Extracted text:
+ + +

4. Artist's and Moral Rights. If Consultant has any rights, including without limitation "artist's rights" or "moral rights," in the Work Product which cannot be assigned, Consultant agrees to waive enforcement worldwide of such rights against Client. In the event that Consultant has any such rights, that cannot be assigned or waived, Consultant hereby grants to Client an exclusive, worldwide, irrevocable, perpetual license to use, reproduce, distribute, create derivative works of, publicly perform and publicly display the Work Product in any medium or format, whether now known of later developed.

 

5. Representations and Warranties. Consultant represents and warrants that: (a) Consultant has the right and unrestricted ability to assign the Work Product to Client as set forth in Section 3 (including without limitation the right to assign any Work Product created by Consultant's employees or contractors), and (b) the Work Product will not infringe upon any copyright, patent, trademark, right of publicity or privacy, or any other proprietary right of any person, whether contractual, statutory or common law. Consultant agrees to indemnify Client from any and all damages, costs, claims, expenses or other liability (including reasonable attorneys' fees) arising from or relating to the breach or alleged breach by Consultant of the representations and warranties set forth in this Section 5

 

6. Independent Contractor Relationship. Consultant's relationship with Client is that of an independent contractor, and nothing in this Agreement is intended to, or should be construed to, create a partnership, agency, joint venture or employment relationship. Consultant will not be entitled to any of the benefits which Client may make available to its employees, including, but not limited to, group health or life insurance, profit-sharing or retirement benefits. Consultant is not authorized to make any representation, contract or commitment on behalf of Client unless specifically authorized in writing to do so by a Client officer. Consultant is solely responsible for, and will file, on a timely basis, all tax returns and payments required to be filed with, or made to, any federal, state or local tax authority with respect to the performance of services and receipt of fees under this Agreement. Consultant is solely responsible for, and must maintain adequate records of, expenses incurred in the course of performing services under this Agreement. No part of Consultant's compensation will be subject to withholding by Client for the payment of any social security, federal, state or any other employee payroll taxes. Client will regularly report amounts paid to Consultant by filing Form 1099-MISC with the Internal Revenue Service as required by law.

+ + +

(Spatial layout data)
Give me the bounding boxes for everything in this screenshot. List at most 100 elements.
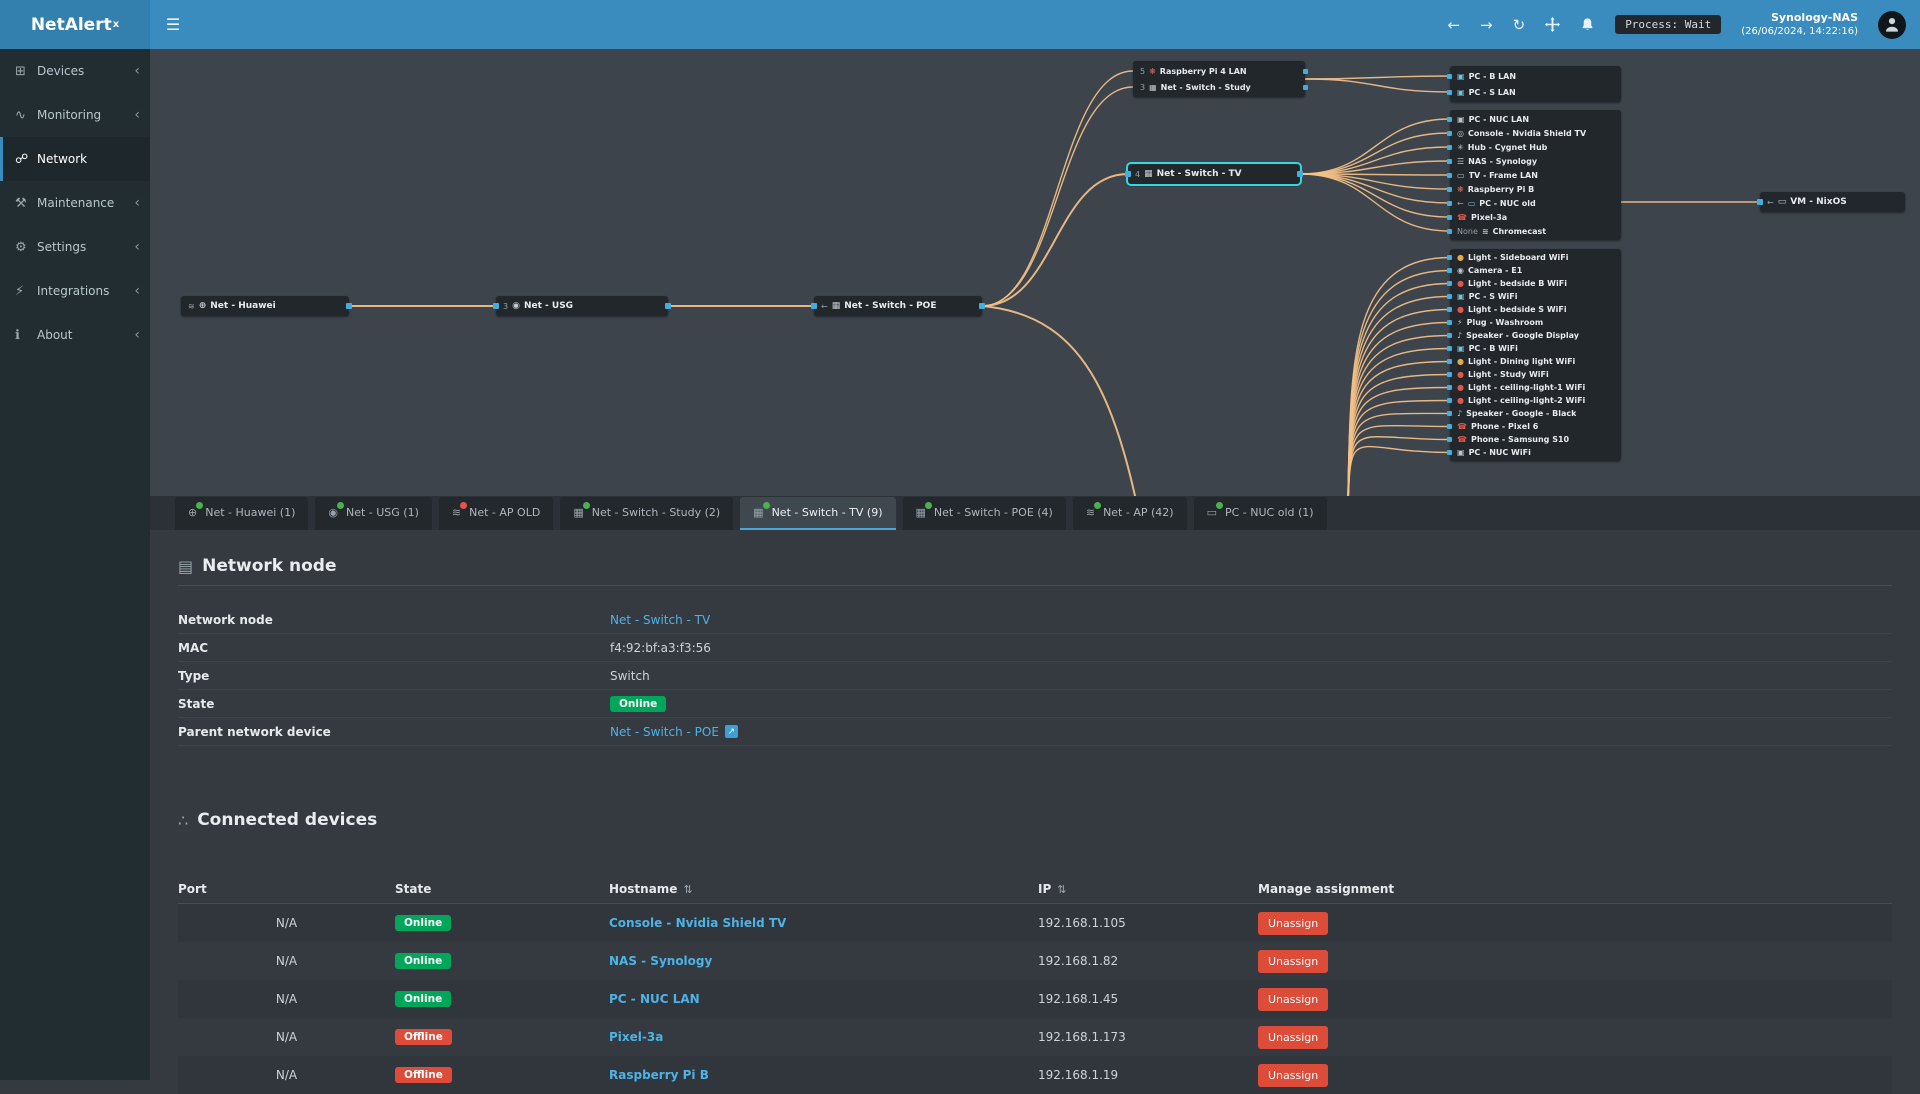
device-net-switch-study[interactable]: 3 ▦ Net - Switch - Study [1133,79,1308,95]
unassign-button[interactable]: Unassign [1258,1063,1329,1087]
sidebar-item-network[interactable]: ☍ Network [0,137,150,181]
port-connector [1447,281,1452,286]
unassign-button[interactable]: Unassign [1258,911,1329,935]
device-raspberry-pi-b[interactable]: ❋ Raspberry Pi B [1447,182,1621,196]
field-value-text: Switch [610,668,650,683]
external-link-icon[interactable]: ↗ [724,725,738,738]
device-label: PC - S LAN [1468,87,1516,97]
hostname-link[interactable]: Console - Nvidia Shield TV [609,916,786,930]
hostname-link[interactable]: Pixel-3a [609,1030,663,1044]
device-type-icon: ⊕ [198,301,207,311]
sidebar-item-integrations[interactable]: ⚡ Integrations ‹ [0,269,150,313]
port-connector [1447,398,1452,403]
move-pan-icon[interactable] [1545,17,1561,32]
field-value-link[interactable]: Net - Switch - TV [610,613,710,627]
topology-canvas[interactable]: ≋ ⊕ Net - Huawei 3 ◉ Net - USG ← ▦ Net -… [150,49,1920,496]
column-header-ip[interactable]: IP ⇅ [1038,882,1258,896]
sort-icon[interactable]: ⇅ [683,883,692,896]
hostname-cell: Console - Nvidia Shield TV [609,916,1038,930]
unassign-button[interactable]: Unassign [1258,1025,1329,1049]
device-camera-e1[interactable]: ◉ Camera - E1 [1447,264,1621,277]
device-label: Plug - Washroom [1466,318,1544,327]
device-console-nvidia-shield-tv[interactable]: ◎ Console - Nvidia Shield TV [1447,126,1621,140]
back-button[interactable]: ← [1447,16,1460,34]
sidebar-item-settings[interactable]: ⚙ Settings ‹ [0,225,150,269]
manage-cell: Unassign [1258,949,1892,973]
device-speaker-google-display[interactable]: ♪ Speaker - Google Display [1447,329,1621,342]
device-pc-nuc-wifi[interactable]: ▣ PC - NUC WiFi [1447,446,1621,459]
device-label: Light - ceiling-light-2 WiFi [1467,396,1586,405]
device-tv-frame-lan[interactable]: ▭ TV - Frame LAN [1447,168,1621,182]
sidebar-item-maintenance[interactable]: ⚒ Maintenance ‹ [0,181,150,225]
device-light-bedside-b-wifi[interactable]: ● Light - bedside B WiFi [1447,277,1621,290]
device-light-ceiling-light-2-wifi[interactable]: ● Light - ceiling-light-2 WiFi [1447,394,1621,407]
device-pc-b-wifi[interactable]: ▣ PC - B WiFi [1447,342,1621,355]
device-raspberry-pi-4-lan[interactable]: 5 ❋ Raspberry Pi 4 LAN [1133,63,1308,79]
server-name: Synology-NAS [1770,10,1858,24]
node-net-huawei[interactable]: ≋ ⊕ Net - Huawei [181,296,352,316]
node-vm-nixos[interactable]: ← ▭ VM - NixOS [1757,192,1905,212]
device-chromecast[interactable]: None ≋ Chromecast [1447,224,1621,238]
sidebar-item-about[interactable]: ℹ About ‹ [0,313,150,357]
hostname-link[interactable]: NAS - Synology [609,954,712,968]
topology-edge [981,70,1134,307]
hostname-link[interactable]: PC - NUC LAN [609,992,700,1006]
field-value-link[interactable]: Net - Switch - POE [610,725,719,739]
port-connector [979,303,985,309]
unassign-button[interactable]: Unassign [1258,949,1329,973]
node-net-usg[interactable]: 3 ◉ Net - USG [493,296,671,316]
forward-button[interactable]: → [1480,16,1493,34]
device-plug-washroom[interactable]: ⚡ Plug - Washroom [1447,316,1621,329]
device-pc-b-lan[interactable]: ▣ PC - B LAN [1447,68,1621,84]
tab-net-huawei-1[interactable]: ⊕ Net - Huawei (1) [175,497,309,530]
column-header-state[interactable]: State [395,882,609,896]
unassign-button[interactable]: Unassign [1258,987,1329,1011]
sidebar-toggle-button[interactable]: ☰ [150,0,196,49]
device-phone-samsung-s10[interactable]: ☎ Phone - Samsung S10 [1447,433,1621,446]
sort-icon[interactable]: ⇅ [1057,883,1066,896]
device-nas-synology[interactable]: ☰ NAS - Synology [1447,154,1621,168]
sidebar-item-monitoring[interactable]: ∿ Monitoring ‹ [0,93,150,137]
tab-net-switch-study-2[interactable]: ▦ Net - Switch - Study (2) [560,497,734,530]
field-type: Type Switch ↗ [178,662,1892,690]
device-pc-s-lan[interactable]: ▣ PC - S LAN [1447,84,1621,100]
hostname-cell: Pixel-3a [609,1030,1038,1044]
device-light-bedside-s-wifi[interactable]: ● Light - bedside S WiFi [1447,303,1621,316]
node-net-switch-poe[interactable]: ← ▦ Net - Switch - POE [811,296,985,316]
group-wifi: ● Light - Sideboard WiFi ◉ Camera - E1 ●… [1447,249,1621,461]
device-phone-pixel-6[interactable]: ☎ Phone - Pixel 6 [1447,420,1621,433]
device-pc-nuc-old[interactable]: ← ▭ PC - NUC old [1447,196,1621,210]
device-pc-s-wifi[interactable]: ▣ PC - S WiFi [1447,290,1621,303]
app-logo[interactable]: NetAlert x [0,0,150,49]
refresh-button[interactable]: ↻ [1513,16,1526,34]
port-connector [1447,424,1452,429]
device-label: Raspberry Pi B [1467,184,1535,194]
topology-edge [981,86,1134,307]
device-light-ceiling-light-1-wifi[interactable]: ● Light - ceiling-light-1 WiFi [1447,381,1621,394]
tab-net-ap-old[interactable]: ≋ Net - AP OLD [438,497,554,530]
tab-net-switch-tv-9[interactable]: ▦ Net - Switch - TV (9) [740,497,896,530]
device-hub-cygnet-hub[interactable]: ✳ Hub - Cygnet Hub [1447,140,1621,154]
sidebar-item-devices[interactable]: ⊞ Devices ‹ [0,49,150,93]
avatar[interactable] [1878,10,1906,39]
tab-pc-nuc-old-1[interactable]: ▭ PC - NUC old (1) [1193,497,1327,530]
device-type-icon: ● [1457,383,1464,392]
state-badge: Online [395,915,452,931]
device-type-icon: ❋ [1149,66,1156,76]
column-header-port[interactable]: Port [178,882,395,896]
column-header-hostname[interactable]: Hostname ⇅ [609,882,1038,896]
device-pixel-3a[interactable]: ☎ Pixel-3a [1447,210,1621,224]
device-type-icon: ☎ [1457,435,1467,444]
tab-net-usg-1[interactable]: ◉ Net - USG (1) [315,497,432,530]
tab-net-switch-poe-4[interactable]: ▦ Net - Switch - POE (4) [902,497,1066,530]
field-label: Type [178,668,210,683]
device-speaker-google-black[interactable]: ♪ Speaker - Google - Black [1447,407,1621,420]
device-light-study-wifi[interactable]: ● Light - Study WiFi [1447,368,1621,381]
device-label: Speaker - Google Display [1466,331,1580,340]
device-pc-nuc-lan[interactable]: ▣ PC - NUC LAN [1447,112,1621,126]
notifications-bell-icon[interactable] [1580,17,1595,32]
device-light-sideboard-wifi[interactable]: ● Light - Sideboard WiFi [1447,251,1621,264]
device-light-dining-light-wifi[interactable]: ● Light - Dining light WiFi [1447,355,1621,368]
tab-net-ap-42[interactable]: ≋ Net - AP (42) [1072,497,1187,530]
node-net-switch-tv[interactable]: 4 ▦ Net - Switch - TV [1125,162,1303,186]
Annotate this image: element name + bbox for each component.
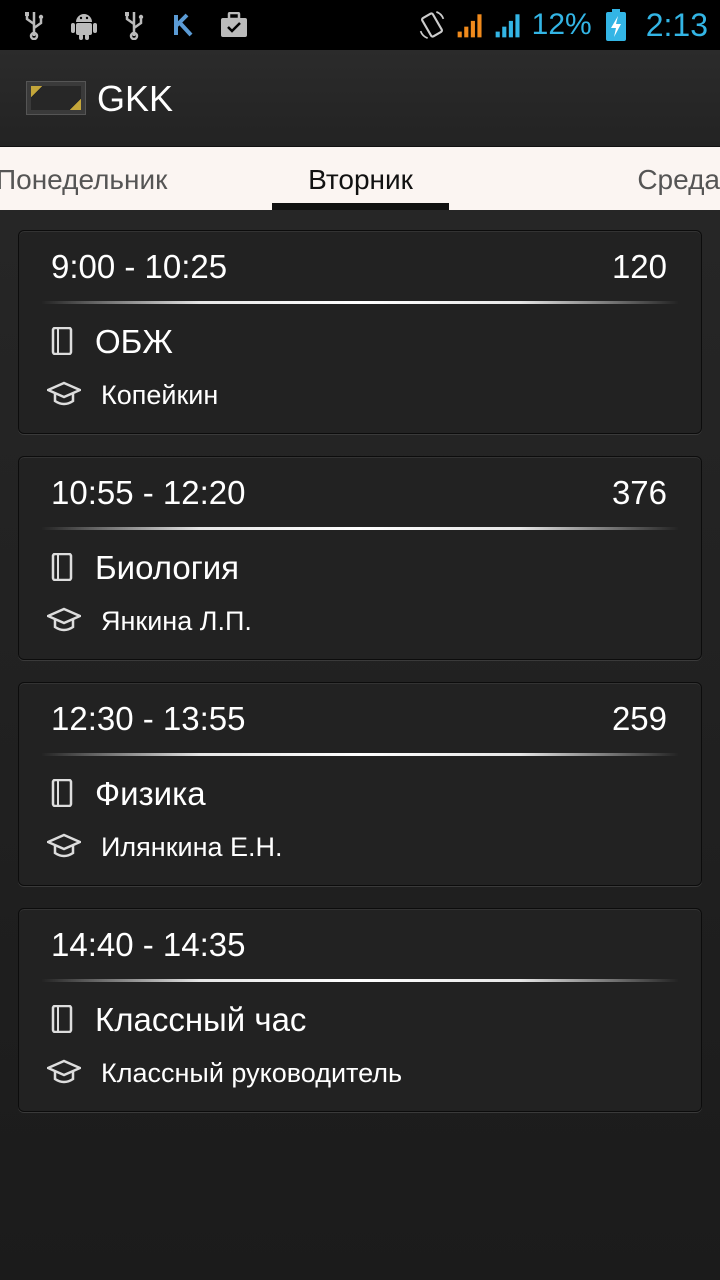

+ + +

Objective A:
Answer these from the consulting agreement excerpt:
(i) What four words describe the license Consultant grants Client for rights that cannot be assigned or waived?
(ii) Which section does the assignment of the Work Product refer to?
(iii) What form does Client file with the Internal Revenue Service to report amounts paid to Consultant?
Objective B: According to the consulting agreement excerpt, what kinds of relationship is the agreement not intended to create? List all of them.
Objective C: Carry on the consulting agreement excerpt from where it stops.

Written reply A:
(i) Exclusive, worldwide, irrevocable, perpetual
(ii) Section 3
(iii) Form 1099-MISC

Written reply B:
- Partnership
- Agency
- Joint venture
- Employment relationship

Written reply C:
 

7. Confidential Information

 

7.1 Definition. "Confidential Information" means any and all information related to Client's or any of its customer's business (including trade secrets, technical information, business forecasts and strategies, marketing plans, customer and supplier lists, personnel information, financial data, and proprietary information of third parties provided to Client in confidence) that is disclosed (either directly or indirectly, and whether in writing, orally or by drawings or inspection of parts or equipment) to Client or to which Client has access in connection with this Agreement or any Project Assignment.

 

7.2 Use and Disclosure. During the term of this Agreement and at all times thereafter, Consultant will (a) hold all Confidential Information in strict trust and confidence, (b) refrain from using or permitting others to use Confidential Information in any manner or for any purpose not expressly permitted or required by this Agreement, and (c) refrain from disclosing or permitting others to disclose any Confidential Information to any third party without obtaining Client's express prior written consent on a case-by-case basis.

 

7.3 Standard of Care. Consultant will protect the Confidential Information from unauthorized use, access, or disclosure in the same manner as Consultant protects Consultant's own confidential or proprietary information of a similar nature, and with no less than the greater of reasonable care and industry-standard care.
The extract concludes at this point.